Give all the lines below again, exactly, with no pictures.

--- DATA RECORDS ---

--------------------------------

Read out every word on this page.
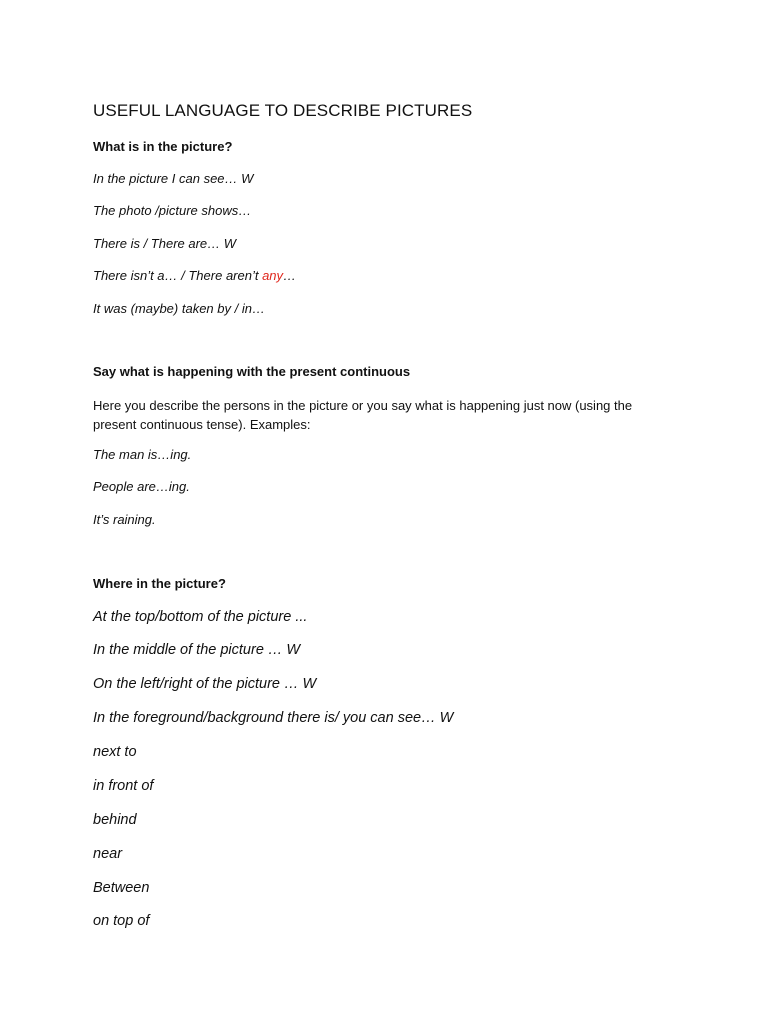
USEFUL LANGUAGE TO DESCRIBE PICTURES

What is in the picture?

In the picture I can see… W

The photo /picture shows…

There is / There are… W

There isn’t a… / There aren’t any…

It was (maybe) taken by / in…

Say what is happening with the present continuous

Here you describe the persons in the picture or you say what is happening just now (using the present continuous tense). Examples:

The man is…ing.

People are…ing.

It’s raining.

Where in the picture?

At the top/bottom of the picture ...

In the middle of the picture … W

On the left/right of the picture … W

In the foreground/background there is/ you can see… W

next to

in front of

behind

near

Between

on top of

--------------------------------

--- SOLUTION ---
Read out every word on this page.
USEFUL LANGUAGE TO DESCRIBE PICTURES

What is in the picture?

In the picture I can see… W

The photo /picture shows…

There is / There are… W

There isn’t a… / There aren’t any…

It was (maybe) taken by / in…

Say what is happening with the present continuous

Here you describe the persons in the picture or you say what is happening just now (using the present continuous tense). Examples:

The man is…ing.

People are…ing.

It’s raining.

Where in the picture?

At the top/bottom of the picture ...

In the middle of the picture … W

On the left/right of the picture … W

In the foreground/background there is/ you can see… W

next to

in front of

behind

near

Between

on top of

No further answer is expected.